------ Provided data ------
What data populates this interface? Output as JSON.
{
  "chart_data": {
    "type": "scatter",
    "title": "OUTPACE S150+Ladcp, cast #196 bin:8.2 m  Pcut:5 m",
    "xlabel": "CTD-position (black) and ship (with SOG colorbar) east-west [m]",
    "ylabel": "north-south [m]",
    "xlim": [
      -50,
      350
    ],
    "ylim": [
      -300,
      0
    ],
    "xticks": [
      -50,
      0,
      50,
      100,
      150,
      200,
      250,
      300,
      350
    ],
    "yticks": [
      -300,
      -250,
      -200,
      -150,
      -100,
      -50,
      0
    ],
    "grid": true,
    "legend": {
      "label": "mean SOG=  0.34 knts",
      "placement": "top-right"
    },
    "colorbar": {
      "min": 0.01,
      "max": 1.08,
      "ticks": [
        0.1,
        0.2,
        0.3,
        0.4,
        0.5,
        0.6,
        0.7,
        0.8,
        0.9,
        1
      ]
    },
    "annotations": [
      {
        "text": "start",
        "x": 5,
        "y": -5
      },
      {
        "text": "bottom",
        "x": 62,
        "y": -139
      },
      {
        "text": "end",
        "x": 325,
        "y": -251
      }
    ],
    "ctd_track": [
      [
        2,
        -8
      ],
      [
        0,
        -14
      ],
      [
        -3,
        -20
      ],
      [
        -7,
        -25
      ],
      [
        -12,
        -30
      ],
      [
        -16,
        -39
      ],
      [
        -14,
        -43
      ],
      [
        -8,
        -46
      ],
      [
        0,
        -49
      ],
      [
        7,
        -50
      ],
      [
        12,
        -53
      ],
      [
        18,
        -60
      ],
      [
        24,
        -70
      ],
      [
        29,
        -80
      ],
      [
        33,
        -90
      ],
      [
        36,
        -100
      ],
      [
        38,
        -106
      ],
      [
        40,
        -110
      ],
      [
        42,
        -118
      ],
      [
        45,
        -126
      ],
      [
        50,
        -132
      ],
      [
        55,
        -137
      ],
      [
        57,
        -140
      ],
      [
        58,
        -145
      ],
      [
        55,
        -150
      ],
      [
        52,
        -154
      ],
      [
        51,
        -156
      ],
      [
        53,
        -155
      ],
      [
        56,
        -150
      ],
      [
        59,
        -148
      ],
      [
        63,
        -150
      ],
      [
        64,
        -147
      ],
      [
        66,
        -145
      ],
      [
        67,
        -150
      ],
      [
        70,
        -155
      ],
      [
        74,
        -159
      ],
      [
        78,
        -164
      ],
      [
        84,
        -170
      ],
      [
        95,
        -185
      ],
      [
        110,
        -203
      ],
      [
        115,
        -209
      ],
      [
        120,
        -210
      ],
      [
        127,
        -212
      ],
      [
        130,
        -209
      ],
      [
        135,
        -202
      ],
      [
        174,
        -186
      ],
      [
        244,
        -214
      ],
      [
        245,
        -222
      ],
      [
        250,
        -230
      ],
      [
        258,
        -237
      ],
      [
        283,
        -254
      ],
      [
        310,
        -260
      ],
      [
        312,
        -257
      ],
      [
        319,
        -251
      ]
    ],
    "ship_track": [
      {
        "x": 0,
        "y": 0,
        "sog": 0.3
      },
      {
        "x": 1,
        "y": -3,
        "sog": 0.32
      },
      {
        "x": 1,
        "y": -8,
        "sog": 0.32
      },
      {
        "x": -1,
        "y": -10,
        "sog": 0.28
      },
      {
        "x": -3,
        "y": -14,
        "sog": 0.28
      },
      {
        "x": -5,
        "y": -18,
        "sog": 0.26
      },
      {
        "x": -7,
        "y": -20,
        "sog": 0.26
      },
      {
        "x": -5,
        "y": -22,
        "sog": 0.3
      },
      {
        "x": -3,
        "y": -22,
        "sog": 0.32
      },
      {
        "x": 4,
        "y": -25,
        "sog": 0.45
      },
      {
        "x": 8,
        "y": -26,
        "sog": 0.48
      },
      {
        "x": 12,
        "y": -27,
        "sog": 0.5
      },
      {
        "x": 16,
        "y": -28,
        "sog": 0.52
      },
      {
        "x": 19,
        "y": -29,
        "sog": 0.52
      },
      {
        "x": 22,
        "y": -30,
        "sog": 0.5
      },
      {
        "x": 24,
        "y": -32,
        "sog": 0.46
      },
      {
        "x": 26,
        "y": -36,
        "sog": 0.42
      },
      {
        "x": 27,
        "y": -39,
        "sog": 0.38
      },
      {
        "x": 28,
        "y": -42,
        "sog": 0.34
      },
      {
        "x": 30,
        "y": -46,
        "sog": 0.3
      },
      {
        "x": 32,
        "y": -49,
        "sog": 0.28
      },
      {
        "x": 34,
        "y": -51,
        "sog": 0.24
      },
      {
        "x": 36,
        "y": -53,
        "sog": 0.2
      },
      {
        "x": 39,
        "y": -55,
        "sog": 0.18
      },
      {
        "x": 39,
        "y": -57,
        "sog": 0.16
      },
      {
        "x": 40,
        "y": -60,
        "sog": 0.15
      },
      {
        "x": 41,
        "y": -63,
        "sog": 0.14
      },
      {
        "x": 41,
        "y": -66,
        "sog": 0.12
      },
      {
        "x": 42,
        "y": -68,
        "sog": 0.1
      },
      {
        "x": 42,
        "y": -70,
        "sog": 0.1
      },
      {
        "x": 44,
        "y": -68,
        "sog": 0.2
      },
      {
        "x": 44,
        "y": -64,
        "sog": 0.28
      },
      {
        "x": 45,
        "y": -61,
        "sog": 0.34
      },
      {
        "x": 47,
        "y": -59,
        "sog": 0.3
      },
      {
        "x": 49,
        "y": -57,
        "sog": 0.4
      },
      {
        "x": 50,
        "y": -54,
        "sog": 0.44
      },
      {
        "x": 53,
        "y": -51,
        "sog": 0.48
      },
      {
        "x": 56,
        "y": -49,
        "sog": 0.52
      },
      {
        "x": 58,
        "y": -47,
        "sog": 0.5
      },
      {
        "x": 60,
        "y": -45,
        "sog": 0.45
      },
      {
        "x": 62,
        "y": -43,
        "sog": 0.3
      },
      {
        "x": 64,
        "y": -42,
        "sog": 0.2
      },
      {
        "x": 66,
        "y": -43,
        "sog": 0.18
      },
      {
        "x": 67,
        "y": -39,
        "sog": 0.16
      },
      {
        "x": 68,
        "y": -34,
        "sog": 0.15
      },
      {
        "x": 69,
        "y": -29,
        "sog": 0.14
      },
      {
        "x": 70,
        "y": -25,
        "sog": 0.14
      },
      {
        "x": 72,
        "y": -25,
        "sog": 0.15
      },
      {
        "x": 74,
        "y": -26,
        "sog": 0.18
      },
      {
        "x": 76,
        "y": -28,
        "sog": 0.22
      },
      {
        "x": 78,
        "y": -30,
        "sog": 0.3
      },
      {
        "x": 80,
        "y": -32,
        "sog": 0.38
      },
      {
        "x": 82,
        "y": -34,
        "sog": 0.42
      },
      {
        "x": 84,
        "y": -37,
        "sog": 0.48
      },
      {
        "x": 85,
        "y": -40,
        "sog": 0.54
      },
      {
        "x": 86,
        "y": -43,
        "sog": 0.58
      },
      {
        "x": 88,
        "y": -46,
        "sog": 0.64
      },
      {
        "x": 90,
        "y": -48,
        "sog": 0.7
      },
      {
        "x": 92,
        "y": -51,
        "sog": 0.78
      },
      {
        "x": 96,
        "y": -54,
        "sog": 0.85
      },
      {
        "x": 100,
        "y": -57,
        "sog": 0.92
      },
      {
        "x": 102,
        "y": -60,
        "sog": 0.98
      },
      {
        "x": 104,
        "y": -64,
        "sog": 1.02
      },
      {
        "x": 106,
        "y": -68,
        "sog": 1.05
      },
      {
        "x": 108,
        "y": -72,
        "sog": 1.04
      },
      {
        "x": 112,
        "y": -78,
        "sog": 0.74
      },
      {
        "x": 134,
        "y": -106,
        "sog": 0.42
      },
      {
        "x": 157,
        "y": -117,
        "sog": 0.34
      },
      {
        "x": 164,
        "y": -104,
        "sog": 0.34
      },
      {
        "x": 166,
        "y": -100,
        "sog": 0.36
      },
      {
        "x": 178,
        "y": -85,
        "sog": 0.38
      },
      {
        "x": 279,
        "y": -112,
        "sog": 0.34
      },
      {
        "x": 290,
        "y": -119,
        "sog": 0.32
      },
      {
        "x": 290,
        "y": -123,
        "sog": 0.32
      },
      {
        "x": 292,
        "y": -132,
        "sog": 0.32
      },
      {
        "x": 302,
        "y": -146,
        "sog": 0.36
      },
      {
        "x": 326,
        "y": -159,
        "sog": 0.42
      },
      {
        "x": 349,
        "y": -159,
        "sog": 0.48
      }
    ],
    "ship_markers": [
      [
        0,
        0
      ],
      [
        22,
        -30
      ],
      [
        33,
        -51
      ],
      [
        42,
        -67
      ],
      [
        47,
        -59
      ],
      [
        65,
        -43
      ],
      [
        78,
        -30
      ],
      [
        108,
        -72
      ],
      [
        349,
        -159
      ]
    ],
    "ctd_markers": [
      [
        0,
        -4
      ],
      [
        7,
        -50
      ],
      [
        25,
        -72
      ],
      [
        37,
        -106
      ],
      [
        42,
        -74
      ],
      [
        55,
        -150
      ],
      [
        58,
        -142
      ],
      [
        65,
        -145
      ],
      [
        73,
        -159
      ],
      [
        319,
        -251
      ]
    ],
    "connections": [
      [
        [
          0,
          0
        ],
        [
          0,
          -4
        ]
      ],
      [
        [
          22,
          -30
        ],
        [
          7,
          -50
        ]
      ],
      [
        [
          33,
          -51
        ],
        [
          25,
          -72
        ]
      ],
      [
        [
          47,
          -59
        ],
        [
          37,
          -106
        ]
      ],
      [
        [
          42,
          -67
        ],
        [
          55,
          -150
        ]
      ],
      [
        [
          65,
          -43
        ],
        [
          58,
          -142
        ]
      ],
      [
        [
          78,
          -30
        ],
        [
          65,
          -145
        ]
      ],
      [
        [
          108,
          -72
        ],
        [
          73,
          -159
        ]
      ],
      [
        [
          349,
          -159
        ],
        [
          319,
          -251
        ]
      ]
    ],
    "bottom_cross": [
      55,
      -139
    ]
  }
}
------
> _Your goal_:
Find the lines containing "colorbar" and list every one of them.

> _The solution_:
    "xlabel": "CTD-position (black) and ship (with SOG colorbar) east-west [m]",
    "colorbar": {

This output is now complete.